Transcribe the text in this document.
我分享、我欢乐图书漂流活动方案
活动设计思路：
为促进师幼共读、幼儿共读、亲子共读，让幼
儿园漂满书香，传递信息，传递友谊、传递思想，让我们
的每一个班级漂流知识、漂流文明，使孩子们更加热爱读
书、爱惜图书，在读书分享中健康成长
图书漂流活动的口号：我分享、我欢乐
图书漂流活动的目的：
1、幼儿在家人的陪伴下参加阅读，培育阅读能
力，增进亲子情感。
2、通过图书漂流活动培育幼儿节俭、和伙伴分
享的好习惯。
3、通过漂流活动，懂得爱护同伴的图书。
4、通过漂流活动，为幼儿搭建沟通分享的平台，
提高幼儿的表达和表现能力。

───

Your instructions:
Could you transcribe the records in full, exactly?

Response to this task:
Transcribe the text in this document.
我分享、我欢乐图书漂流活动方案
活动设计思路：
为促进师幼共读、幼儿共读、亲子共读，让幼
儿园漂满书香，传递信息，传递友谊、传递思想，让我们
的每一个班级漂流知识、漂流文明，使孩子们更加热爱读
书、爱惜图书，在读书分享中健康成长
图书漂流活动的口号：我分享、我欢乐
图书漂流活动的目的：
1、幼儿在家人的陪伴下参加阅读，培育阅读能
力，增进亲子情感。
2、通过图书漂流活动培育幼儿节俭、和伙伴分
享的好习惯。
3、通过漂流活动，懂得爱护同伴的图书。
4、通过漂流活动，为幼儿搭建沟通分享的平台，
提高幼儿的表达和表现能力。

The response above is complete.